_The task_:
Copy out all the lines where "Bedrooms" shows up.

_Entries_:
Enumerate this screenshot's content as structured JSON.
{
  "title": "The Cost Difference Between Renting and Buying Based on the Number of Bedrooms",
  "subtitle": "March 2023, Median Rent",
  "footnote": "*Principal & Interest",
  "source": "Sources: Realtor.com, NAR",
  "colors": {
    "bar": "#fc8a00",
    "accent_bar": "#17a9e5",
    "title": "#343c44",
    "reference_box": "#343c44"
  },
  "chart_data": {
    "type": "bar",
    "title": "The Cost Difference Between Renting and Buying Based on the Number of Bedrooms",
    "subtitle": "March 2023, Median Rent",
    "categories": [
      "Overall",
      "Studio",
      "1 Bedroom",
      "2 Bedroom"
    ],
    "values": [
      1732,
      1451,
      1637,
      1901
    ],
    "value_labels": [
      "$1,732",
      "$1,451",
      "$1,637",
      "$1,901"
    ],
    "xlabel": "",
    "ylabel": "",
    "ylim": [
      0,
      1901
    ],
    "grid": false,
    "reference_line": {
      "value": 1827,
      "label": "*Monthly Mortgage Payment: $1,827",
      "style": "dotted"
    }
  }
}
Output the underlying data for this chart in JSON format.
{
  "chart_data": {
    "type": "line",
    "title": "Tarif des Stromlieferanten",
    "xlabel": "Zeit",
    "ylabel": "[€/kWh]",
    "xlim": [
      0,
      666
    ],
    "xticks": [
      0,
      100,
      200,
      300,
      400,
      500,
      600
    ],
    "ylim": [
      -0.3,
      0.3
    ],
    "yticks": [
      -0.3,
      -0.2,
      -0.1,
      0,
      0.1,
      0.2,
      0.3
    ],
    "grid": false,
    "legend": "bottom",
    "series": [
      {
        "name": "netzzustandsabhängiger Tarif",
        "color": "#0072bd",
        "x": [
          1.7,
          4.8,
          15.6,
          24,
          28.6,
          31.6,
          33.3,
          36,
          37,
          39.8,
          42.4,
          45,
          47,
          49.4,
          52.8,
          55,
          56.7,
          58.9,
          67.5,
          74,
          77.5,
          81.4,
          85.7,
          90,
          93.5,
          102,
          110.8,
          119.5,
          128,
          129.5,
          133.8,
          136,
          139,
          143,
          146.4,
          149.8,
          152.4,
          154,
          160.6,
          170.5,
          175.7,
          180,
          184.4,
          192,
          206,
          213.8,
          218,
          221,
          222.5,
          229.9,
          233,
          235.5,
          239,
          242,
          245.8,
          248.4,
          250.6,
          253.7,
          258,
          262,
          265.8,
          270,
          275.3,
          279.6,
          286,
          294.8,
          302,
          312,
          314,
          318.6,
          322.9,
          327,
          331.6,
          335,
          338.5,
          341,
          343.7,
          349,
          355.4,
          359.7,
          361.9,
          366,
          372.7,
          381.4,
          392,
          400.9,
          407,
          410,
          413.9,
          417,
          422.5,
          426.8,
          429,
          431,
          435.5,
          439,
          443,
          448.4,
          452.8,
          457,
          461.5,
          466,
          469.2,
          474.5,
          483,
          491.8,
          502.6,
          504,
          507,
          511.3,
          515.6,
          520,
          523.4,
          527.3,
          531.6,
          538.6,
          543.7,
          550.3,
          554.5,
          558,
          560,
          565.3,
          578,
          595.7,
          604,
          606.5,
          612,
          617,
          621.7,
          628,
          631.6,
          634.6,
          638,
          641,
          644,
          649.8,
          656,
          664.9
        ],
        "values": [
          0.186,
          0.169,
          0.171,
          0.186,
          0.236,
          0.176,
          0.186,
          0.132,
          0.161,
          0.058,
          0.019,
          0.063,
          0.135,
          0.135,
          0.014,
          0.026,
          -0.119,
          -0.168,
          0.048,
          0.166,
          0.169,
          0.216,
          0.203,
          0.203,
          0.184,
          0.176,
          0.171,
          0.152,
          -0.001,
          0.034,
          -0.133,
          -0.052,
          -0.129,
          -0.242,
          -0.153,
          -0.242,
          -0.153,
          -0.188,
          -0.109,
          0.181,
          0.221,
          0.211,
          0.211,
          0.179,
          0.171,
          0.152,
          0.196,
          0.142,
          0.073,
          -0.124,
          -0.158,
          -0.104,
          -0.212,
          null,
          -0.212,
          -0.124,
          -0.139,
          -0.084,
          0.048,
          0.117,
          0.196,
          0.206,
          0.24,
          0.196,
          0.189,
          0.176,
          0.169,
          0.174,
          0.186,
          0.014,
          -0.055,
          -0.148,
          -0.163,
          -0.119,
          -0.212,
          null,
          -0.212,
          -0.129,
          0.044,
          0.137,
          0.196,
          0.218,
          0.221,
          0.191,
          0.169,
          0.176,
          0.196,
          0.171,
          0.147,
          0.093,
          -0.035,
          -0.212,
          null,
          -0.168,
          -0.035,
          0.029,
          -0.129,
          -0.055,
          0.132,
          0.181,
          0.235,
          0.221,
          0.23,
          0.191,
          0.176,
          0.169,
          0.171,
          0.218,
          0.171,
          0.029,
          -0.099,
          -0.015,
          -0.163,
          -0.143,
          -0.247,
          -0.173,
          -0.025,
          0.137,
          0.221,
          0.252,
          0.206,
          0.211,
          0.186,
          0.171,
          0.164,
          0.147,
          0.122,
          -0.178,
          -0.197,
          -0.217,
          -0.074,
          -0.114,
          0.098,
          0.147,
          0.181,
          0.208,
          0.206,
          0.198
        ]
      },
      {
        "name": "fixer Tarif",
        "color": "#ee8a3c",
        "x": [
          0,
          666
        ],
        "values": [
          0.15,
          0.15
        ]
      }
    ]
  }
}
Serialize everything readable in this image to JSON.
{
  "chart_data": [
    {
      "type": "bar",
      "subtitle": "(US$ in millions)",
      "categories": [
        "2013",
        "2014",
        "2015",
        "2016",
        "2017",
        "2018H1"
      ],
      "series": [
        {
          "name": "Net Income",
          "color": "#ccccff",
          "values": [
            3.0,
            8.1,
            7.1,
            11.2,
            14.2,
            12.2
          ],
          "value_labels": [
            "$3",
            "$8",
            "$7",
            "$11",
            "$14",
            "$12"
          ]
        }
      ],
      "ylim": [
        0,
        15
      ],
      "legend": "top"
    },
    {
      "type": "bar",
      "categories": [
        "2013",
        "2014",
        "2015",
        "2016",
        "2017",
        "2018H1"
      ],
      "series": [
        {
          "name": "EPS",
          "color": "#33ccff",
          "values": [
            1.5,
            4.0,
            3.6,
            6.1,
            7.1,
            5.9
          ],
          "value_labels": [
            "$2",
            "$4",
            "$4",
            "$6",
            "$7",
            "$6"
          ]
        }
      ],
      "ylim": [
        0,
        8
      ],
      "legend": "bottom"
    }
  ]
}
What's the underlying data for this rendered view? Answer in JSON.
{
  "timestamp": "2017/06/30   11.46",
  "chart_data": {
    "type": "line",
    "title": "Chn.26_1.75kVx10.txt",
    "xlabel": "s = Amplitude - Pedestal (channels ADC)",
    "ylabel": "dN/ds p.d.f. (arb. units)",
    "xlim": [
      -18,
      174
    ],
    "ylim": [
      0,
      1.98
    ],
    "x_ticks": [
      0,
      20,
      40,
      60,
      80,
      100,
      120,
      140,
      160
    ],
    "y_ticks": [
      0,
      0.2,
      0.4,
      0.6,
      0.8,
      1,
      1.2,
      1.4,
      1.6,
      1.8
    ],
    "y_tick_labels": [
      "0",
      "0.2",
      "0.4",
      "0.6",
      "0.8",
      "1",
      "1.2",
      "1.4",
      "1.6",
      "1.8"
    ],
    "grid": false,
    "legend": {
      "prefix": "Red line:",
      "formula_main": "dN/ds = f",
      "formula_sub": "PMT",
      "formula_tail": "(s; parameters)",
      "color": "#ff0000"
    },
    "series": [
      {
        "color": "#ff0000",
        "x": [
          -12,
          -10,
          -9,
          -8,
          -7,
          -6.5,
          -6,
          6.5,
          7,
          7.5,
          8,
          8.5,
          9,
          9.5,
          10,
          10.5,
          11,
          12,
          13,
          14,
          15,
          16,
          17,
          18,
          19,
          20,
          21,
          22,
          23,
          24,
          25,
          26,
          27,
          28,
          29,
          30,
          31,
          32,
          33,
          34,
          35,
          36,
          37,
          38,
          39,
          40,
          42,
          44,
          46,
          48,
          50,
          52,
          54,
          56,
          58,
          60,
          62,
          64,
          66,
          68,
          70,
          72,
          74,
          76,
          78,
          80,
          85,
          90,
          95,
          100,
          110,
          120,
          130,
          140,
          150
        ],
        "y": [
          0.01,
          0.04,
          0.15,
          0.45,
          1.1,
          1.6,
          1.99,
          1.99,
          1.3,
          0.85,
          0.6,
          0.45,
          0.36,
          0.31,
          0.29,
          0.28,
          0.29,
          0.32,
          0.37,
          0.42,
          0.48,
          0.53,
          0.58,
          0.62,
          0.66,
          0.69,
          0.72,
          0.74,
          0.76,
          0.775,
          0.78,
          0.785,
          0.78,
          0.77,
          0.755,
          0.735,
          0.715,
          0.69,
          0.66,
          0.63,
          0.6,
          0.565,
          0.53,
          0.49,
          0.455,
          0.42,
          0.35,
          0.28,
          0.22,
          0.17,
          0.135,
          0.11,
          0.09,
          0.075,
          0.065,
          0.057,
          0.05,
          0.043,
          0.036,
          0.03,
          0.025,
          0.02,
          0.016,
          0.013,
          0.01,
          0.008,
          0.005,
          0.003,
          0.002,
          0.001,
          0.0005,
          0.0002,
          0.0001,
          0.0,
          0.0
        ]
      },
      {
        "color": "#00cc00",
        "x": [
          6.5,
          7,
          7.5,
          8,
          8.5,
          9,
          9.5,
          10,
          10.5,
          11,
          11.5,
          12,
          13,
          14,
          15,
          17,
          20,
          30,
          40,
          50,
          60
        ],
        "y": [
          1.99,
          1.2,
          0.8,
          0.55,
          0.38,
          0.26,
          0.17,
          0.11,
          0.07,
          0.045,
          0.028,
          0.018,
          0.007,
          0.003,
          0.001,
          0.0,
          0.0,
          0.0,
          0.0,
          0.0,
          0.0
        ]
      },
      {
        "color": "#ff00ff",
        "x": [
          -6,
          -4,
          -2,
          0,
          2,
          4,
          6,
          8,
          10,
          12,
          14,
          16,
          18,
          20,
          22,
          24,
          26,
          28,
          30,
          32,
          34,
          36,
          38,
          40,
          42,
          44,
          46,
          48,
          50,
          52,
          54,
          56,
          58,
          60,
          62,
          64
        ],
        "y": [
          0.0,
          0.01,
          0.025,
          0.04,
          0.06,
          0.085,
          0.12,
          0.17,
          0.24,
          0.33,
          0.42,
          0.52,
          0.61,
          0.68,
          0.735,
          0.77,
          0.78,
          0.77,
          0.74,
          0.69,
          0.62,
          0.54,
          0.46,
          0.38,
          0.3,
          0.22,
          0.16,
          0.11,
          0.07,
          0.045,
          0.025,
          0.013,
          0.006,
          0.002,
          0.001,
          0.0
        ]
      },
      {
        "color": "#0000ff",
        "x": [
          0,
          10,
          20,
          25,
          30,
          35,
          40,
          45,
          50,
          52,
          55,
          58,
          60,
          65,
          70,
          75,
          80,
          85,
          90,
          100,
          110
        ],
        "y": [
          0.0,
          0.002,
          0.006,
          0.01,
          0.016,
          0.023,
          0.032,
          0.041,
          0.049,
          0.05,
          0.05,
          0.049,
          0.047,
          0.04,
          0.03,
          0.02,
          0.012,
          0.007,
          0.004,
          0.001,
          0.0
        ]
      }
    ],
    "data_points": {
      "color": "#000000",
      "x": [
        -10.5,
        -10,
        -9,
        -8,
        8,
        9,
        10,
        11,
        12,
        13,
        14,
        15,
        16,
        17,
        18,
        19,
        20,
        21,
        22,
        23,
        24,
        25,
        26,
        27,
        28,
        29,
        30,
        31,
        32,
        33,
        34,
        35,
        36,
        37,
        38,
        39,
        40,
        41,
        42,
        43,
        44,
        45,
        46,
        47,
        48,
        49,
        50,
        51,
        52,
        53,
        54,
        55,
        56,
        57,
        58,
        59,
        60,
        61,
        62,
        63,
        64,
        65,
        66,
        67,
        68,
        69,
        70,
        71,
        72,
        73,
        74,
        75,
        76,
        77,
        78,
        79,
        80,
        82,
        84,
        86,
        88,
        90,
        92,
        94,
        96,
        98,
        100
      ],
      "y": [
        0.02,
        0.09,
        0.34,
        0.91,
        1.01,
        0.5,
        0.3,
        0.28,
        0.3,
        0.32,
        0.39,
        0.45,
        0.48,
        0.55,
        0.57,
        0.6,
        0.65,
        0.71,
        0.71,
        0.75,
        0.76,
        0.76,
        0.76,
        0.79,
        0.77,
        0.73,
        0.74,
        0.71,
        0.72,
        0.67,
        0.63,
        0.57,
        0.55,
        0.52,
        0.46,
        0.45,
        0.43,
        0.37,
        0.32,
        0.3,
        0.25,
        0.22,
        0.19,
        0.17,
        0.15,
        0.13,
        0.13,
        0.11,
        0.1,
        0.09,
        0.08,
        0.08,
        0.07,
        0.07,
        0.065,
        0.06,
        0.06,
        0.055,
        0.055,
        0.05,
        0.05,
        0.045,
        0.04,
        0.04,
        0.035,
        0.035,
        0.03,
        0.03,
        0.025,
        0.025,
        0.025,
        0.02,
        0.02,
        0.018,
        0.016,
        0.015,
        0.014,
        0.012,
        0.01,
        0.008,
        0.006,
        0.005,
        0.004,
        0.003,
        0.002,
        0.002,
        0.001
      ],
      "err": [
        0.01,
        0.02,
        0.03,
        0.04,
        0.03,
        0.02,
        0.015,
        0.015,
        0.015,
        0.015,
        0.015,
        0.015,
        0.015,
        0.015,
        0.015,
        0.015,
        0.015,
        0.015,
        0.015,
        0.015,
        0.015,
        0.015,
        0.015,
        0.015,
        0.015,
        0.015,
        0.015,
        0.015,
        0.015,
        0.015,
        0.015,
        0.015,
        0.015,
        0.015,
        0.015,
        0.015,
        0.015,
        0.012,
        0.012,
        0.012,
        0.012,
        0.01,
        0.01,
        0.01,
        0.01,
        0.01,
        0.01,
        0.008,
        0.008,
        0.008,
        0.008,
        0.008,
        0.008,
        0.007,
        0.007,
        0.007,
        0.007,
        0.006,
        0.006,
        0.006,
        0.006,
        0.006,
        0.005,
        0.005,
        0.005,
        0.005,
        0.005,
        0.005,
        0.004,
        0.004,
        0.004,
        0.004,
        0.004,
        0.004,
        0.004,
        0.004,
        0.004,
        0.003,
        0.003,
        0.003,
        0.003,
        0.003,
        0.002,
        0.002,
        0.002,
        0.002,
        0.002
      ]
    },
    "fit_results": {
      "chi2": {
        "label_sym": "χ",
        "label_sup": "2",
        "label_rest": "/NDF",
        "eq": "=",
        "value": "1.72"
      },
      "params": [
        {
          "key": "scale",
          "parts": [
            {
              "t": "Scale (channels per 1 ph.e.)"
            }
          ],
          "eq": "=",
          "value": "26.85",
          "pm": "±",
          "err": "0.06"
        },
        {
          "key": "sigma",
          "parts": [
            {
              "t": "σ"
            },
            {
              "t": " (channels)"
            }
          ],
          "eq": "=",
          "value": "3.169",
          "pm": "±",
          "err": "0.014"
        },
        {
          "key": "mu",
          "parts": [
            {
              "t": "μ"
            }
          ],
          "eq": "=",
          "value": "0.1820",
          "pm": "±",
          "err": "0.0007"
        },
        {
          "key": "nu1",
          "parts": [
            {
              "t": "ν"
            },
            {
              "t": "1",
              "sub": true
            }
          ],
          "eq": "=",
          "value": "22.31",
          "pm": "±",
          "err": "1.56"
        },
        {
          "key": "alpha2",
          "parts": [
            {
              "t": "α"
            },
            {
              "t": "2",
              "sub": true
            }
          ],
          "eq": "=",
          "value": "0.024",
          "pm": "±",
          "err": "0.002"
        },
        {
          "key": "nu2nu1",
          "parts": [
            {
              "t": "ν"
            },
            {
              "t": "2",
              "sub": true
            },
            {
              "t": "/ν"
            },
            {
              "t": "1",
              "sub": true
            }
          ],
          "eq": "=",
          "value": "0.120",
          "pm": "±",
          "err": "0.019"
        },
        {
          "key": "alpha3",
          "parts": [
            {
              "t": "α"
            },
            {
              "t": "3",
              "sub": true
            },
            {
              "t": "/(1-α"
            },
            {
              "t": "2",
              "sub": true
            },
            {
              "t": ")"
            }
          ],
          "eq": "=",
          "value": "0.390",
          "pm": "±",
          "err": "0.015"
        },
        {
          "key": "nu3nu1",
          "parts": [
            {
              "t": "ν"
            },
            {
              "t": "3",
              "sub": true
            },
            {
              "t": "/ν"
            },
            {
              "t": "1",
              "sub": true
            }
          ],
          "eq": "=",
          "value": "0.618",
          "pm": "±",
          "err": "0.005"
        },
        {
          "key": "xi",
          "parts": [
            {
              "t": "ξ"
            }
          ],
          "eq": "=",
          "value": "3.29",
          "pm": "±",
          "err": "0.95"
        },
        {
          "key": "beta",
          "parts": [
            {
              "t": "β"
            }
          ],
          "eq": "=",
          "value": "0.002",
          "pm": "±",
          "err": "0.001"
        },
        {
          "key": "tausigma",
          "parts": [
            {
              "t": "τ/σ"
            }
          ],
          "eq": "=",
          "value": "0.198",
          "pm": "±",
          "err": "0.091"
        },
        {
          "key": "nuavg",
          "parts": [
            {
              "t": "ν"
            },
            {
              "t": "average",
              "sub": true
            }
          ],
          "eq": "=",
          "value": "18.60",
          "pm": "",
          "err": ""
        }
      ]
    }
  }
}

_Worked solution_:
  "title": "The Cost Difference Between Renting and Buying Based on the Number of Bedrooms",
    "title": "The Cost Difference Between Renting and Buying Based on the Number of Bedrooms",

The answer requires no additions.